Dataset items

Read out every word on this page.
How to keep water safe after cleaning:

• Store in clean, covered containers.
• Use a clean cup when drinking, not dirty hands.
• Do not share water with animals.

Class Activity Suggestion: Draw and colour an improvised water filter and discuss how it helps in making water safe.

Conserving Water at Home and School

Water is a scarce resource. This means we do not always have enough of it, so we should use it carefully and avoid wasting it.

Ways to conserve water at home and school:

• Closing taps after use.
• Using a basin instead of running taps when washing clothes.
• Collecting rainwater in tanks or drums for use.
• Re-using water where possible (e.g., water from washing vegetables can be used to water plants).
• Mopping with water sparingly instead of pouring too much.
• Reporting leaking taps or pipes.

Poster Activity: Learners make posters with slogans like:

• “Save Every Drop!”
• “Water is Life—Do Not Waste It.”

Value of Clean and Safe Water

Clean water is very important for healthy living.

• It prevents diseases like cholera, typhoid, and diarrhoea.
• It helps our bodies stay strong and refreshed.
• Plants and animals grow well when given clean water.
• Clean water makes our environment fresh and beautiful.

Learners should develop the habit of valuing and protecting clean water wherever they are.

---

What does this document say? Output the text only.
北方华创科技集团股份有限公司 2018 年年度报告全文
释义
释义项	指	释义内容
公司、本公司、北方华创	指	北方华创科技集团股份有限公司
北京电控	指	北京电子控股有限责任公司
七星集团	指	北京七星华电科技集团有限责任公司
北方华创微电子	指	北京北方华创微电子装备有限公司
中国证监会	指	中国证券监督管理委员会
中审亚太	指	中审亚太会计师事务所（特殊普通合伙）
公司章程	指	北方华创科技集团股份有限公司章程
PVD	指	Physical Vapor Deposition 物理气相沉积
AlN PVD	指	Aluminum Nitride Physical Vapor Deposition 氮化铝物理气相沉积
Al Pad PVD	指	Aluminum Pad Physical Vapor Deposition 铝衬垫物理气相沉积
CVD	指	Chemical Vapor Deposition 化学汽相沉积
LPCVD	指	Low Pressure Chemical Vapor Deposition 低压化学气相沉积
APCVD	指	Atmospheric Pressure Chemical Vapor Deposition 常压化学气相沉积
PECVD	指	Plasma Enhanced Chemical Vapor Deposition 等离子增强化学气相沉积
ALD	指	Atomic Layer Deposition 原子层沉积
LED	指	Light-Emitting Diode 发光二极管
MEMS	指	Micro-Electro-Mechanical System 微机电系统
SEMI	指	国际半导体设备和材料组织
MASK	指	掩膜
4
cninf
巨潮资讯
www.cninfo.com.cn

* _AIM_: Tally the lines of the records holding the word "Physical", then state only the tally.

* _OUTPUT OF THE TASK_: 3